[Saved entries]
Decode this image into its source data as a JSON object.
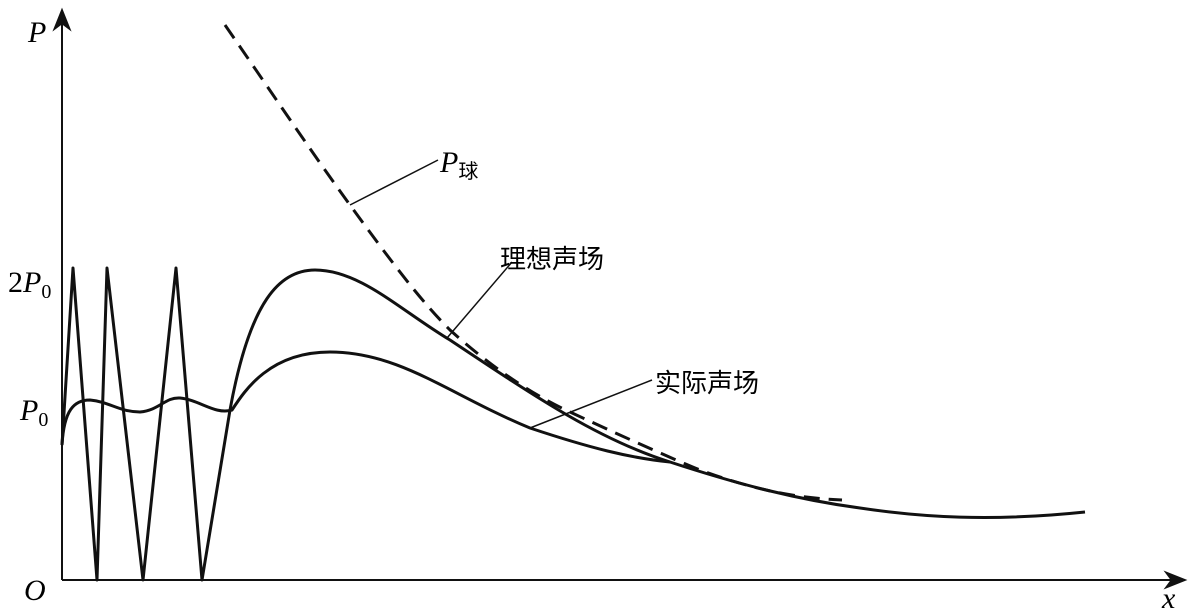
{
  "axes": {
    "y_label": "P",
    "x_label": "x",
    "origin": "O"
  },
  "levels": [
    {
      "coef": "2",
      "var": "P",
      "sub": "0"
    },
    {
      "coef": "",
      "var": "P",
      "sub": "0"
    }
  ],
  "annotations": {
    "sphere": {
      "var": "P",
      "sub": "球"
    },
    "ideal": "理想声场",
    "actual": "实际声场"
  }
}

==

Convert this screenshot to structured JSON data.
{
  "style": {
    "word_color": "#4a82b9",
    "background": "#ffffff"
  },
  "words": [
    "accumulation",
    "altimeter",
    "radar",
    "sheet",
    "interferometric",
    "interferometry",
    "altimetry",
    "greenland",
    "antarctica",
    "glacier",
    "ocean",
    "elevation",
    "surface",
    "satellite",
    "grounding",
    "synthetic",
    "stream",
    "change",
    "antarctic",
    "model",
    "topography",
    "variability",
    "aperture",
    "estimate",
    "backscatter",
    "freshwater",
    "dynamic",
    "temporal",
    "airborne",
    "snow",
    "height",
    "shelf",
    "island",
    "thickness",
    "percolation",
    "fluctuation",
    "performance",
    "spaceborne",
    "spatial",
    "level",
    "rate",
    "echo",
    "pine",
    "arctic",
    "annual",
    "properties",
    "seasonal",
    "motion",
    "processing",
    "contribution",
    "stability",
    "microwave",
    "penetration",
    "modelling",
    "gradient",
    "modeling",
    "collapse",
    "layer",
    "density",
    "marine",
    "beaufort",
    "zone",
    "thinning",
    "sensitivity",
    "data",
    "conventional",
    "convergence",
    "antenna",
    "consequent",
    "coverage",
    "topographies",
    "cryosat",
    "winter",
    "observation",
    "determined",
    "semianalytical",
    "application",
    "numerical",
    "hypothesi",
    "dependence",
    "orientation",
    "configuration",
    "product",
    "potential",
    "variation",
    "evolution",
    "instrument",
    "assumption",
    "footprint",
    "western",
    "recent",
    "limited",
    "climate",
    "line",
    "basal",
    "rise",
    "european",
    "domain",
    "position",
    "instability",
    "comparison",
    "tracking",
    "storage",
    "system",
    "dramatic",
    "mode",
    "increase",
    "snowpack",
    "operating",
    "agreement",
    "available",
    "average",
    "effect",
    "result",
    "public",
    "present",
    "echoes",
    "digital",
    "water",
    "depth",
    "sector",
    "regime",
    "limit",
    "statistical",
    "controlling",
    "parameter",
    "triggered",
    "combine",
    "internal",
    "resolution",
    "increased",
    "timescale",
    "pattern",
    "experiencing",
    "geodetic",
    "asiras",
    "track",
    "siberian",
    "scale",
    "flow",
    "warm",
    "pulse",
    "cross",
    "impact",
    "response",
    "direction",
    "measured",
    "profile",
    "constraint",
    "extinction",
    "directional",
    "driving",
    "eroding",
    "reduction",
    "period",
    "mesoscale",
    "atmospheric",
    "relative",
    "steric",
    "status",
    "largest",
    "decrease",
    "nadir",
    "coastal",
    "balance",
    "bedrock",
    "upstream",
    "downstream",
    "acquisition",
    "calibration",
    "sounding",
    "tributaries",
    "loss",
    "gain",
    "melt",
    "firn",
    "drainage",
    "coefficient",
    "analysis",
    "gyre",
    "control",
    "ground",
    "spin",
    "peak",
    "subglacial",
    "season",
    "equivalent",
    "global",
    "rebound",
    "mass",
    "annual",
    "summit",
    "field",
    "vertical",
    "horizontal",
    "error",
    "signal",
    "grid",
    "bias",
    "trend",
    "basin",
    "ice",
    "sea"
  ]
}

* What the task requires:
Where a line in the entries holds "data", copy that line.

* Written answer:
Decode this image into its source data as a JSON object.
Convert this screenshot to structured JSON data.
    "data",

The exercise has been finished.